[Problem] Report all lines holding "Stoneman".

[Available records]
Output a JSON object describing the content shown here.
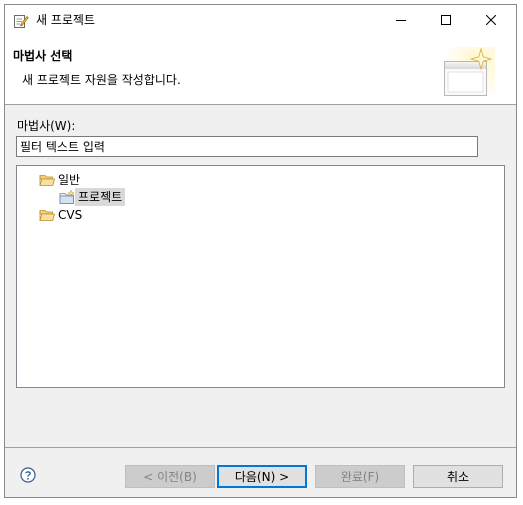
{
  "window": {
    "title": "새 프로젝트"
  },
  "banner": {
    "title": "마법사 선택",
    "description": "새 프로젝트 자원을 작성합니다."
  },
  "wizards": {
    "label": "마법사(W):",
    "filter_placeholder": "필터 텍스트 입력",
    "filter_value": "",
    "tree": [
      {
        "label": "일반",
        "icon": "folder-open-icon",
        "expanded": true,
        "level": 0
      },
      {
        "label": "프로젝트",
        "icon": "new-project-icon",
        "selected": true,
        "level": 1
      },
      {
        "label": "CVS",
        "icon": "folder-open-icon",
        "expanded": false,
        "level": 0
      }
    ]
  },
  "buttons": {
    "back": "< 이전(B)",
    "next": "다음(N) >",
    "finish": "완료(F)",
    "cancel": "취소"
  },
  "colors": {
    "accent": "#0078d7",
    "folder": "#e8b64a",
    "selection": "#d9d9d9"
  }
}
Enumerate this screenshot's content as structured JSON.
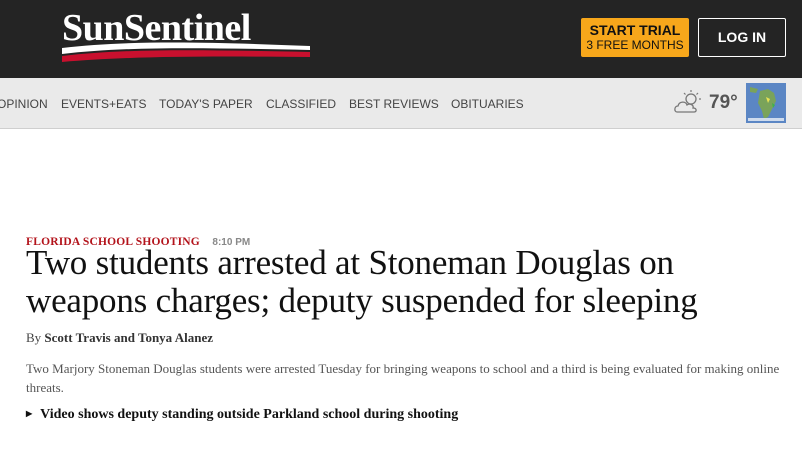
{
  "header": {
    "logo_text": "SunSentinel",
    "trial_button": {
      "line1": "START TRIAL",
      "line2": "3 FREE MONTHS"
    },
    "login_label": "LOG IN",
    "colors": {
      "bar": "#242424",
      "trial": "#f7a71b",
      "logo_swoosh": "#c8102e"
    }
  },
  "nav": {
    "items": [
      "OPINION",
      "EVENTS+EATS",
      "TODAY'S PAPER",
      "CLASSIFIED",
      "BEST REVIEWS",
      "OBITUARIES"
    ]
  },
  "weather": {
    "icon": "partly-cloudy-icon",
    "temperature": "79°"
  },
  "article": {
    "kicker": "FLORIDA SCHOOL SHOOTING",
    "time": "8:10 PM",
    "headline": "Two students arrested at Stoneman Douglas on weapons charges; deputy suspended for sleeping",
    "byline_prefix": "By",
    "authors": "Scott Travis and Tonya Alanez",
    "summary": "Two Marjory Stoneman Douglas students were arrested Tuesday for bringing weapons to school and a third is being evaluated for making online threats.",
    "related_link": "Video shows deputy standing outside Parkland school during shooting"
  }
}
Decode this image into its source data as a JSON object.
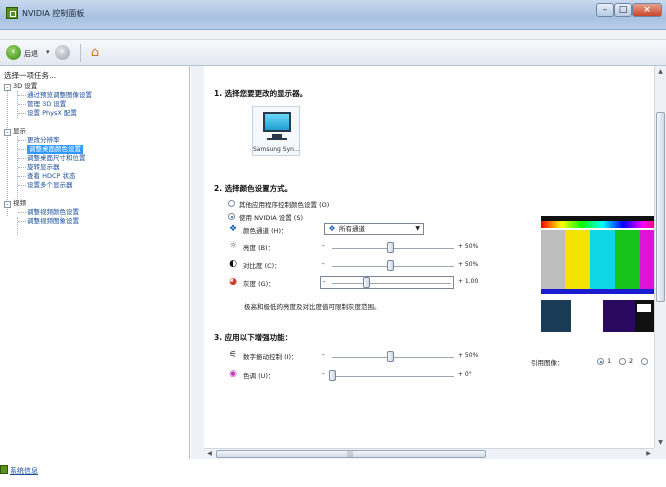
{
  "window": {
    "title": "NVIDIA 控制面板",
    "minimize": "–",
    "maximize": "□",
    "close": "×"
  },
  "toolbar": {
    "back_label": "后退",
    "dropdown": "▾",
    "back_icon": "‹",
    "forward_icon": "›",
    "home_icon": "⌂"
  },
  "left": {
    "heading": "选择一项任务...",
    "tree": [
      {
        "type": "cat",
        "label": "3D 设置",
        "box": "-"
      },
      {
        "type": "link",
        "label": "通过预览调整图像设置"
      },
      {
        "type": "link",
        "label": "管理 3D 设置"
      },
      {
        "type": "link",
        "label": "设置 PhysX 配置"
      },
      {
        "type": "cat",
        "label": "显示",
        "box": "-"
      },
      {
        "type": "link",
        "label": "更改分辨率"
      },
      {
        "type": "sel",
        "label": "调整桌面颜色设置"
      },
      {
        "type": "link",
        "label": "调整桌面尺寸和位置"
      },
      {
        "type": "link",
        "label": "旋转显示器"
      },
      {
        "type": "link",
        "label": "查看 HDCP 状态"
      },
      {
        "type": "link",
        "label": "设置多个显示器"
      },
      {
        "type": "cat",
        "label": "视频",
        "box": "-"
      },
      {
        "type": "link",
        "label": "调整视频颜色设置"
      },
      {
        "type": "link",
        "label": "调整视频图象设置"
      }
    ],
    "system_info": "系统信息"
  },
  "main": {
    "section1": "1. 选择您要更改的显示器。",
    "monitor_label": "Samsung Syn...",
    "section2": "2. 选择颜色设置方式。",
    "radio_other": "其他应用程序控制颜色设置 (O)",
    "radio_nvidia": "使用 NVIDIA 设置 (S)",
    "channel_label": "颜色通道 (H)：",
    "channel_value": "所有通道",
    "brightness_label": "亮度 (B)：",
    "brightness_value": "+ 50%",
    "brightness_level": 0.5,
    "contrast_label": "对比度 (C)：",
    "contrast_value": "+ 50%",
    "contrast_level": 0.5,
    "gamma_label": "灰度 (G)：",
    "gamma_value": "+ 1.00",
    "gamma_level": 0.3,
    "gamma_note": "极高和极低的亮度及对比度值可限制灰度范围。",
    "section3": "3. 应用以下增强功能：",
    "vibrance_label": "数字振动控制 (I)：",
    "vibrance_value": "+ 50%",
    "vibrance_level": 0.5,
    "hue_label": "色调 (U)：",
    "hue_value": "+ 0°",
    "hue_level": 0.0,
    "minus": "-",
    "ref_label": "引用图像：",
    "ref_options": [
      "1",
      "2"
    ],
    "scroll_up": "▲",
    "scroll_down": "▼",
    "scroll_left": "◀",
    "scroll_right": "▶",
    "scroll_grip": "|||"
  },
  "colors": {
    "bars": [
      "#bdbdbd",
      "#f2e300",
      "#10d6e6",
      "#17c51a",
      "#e014d8"
    ],
    "top_gradient": [
      "#ff0000",
      "#ffff00",
      "#00ff00",
      "#00ffff",
      "#0000ff",
      "#ff00ff",
      "#ff0000"
    ]
  }
}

[Final answer]
    "headline": "Two students arrested at Stoneman Douglas on weapons charges; deputy suspended for sleeping",
    "summary": "Two Marjory Stoneman Douglas students were arrested Tuesday for bringing weapons to school and a third is being evaluated for making online threats.",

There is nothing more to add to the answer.